* Exercise objective
Repeat the material exactly as it appears.

─── Available data

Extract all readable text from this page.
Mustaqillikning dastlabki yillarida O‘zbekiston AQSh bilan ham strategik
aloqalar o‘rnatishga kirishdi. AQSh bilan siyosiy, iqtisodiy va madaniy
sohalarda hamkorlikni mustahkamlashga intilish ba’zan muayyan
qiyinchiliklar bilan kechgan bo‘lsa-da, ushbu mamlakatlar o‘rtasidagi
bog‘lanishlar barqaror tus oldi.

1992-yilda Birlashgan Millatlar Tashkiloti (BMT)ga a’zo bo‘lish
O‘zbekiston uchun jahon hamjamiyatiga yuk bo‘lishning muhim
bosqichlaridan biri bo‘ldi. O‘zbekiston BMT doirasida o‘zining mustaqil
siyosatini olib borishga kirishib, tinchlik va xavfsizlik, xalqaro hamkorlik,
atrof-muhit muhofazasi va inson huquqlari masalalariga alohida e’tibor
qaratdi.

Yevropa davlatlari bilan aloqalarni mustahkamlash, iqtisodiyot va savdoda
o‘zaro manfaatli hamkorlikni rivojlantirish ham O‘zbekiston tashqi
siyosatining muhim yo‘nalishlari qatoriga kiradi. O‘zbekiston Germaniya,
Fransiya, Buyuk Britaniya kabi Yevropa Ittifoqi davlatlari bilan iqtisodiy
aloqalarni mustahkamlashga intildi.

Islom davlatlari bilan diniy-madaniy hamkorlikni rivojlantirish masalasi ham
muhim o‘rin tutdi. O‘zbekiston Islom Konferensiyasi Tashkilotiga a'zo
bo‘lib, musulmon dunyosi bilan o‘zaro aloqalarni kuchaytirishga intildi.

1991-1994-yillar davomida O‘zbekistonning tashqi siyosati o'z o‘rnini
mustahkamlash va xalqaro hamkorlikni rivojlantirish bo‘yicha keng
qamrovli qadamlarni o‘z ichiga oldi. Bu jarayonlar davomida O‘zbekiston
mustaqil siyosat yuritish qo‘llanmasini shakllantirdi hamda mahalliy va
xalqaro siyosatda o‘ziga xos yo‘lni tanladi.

──────

* Full solution
Extract all readable text from this page.
Mustaqillikning dastlabki yillarida O‘zbekiston AQSh bilan ham strategik
aloqalar o‘rnatishga kirishdi. AQSh bilan siyosiy, iqtisodiy va madaniy
sohalarda hamkorlikni mustahkamlashga intilish ba’zan muayyan
qiyinchiliklar bilan kechgan bo‘lsa-da, ushbu mamlakatlar o‘rtasidagi
bog‘lanishlar barqaror tus oldi.

1992-yilda Birlashgan Millatlar Tashkiloti (BMT)ga a’zo bo‘lish
O‘zbekiston uchun jahon hamjamiyatiga yuk bo‘lishning muhim
bosqichlaridan biri bo‘ldi. O‘zbekiston BMT doirasida o‘zining mustaqil
siyosatini olib borishga kirishib, tinchlik va xavfsizlik, xalqaro hamkorlik,
atrof-muhit muhofazasi va inson huquqlari masalalariga alohida e’tibor
qaratdi.

Yevropa davlatlari bilan aloqalarni mustahkamlash, iqtisodiyot va savdoda
o‘zaro manfaatli hamkorlikni rivojlantirish ham O‘zbekiston tashqi
siyosatining muhim yo‘nalishlari qatoriga kiradi. O‘zbekiston Germaniya,
Fransiya, Buyuk Britaniya kabi Yevropa Ittifoqi davlatlari bilan iqtisodiy
aloqalarni mustahkamlashga intildi.

Islom davlatlari bilan diniy-madaniy hamkorlikni rivojlantirish masalasi ham
muhim o‘rin tutdi. O‘zbekiston Islom Konferensiyasi Tashkilotiga a'zo
bo‘lib, musulmon dunyosi bilan o‘zaro aloqalarni kuchaytirishga intildi.

1991-1994-yillar davomida O‘zbekistonning tashqi siyosati o'z o‘rnini
mustahkamlash va xalqaro hamkorlikni rivojlantirish bo‘yicha keng
qamrovli qadamlarni o‘z ichiga oldi. Bu jarayonlar davomida O‘zbekiston
mustaqil siyosat yuritish qo‘llanmasini shakllantirdi hamda mahalliy va
xalqaro siyosatda o‘ziga xos yo‘lni tanladi.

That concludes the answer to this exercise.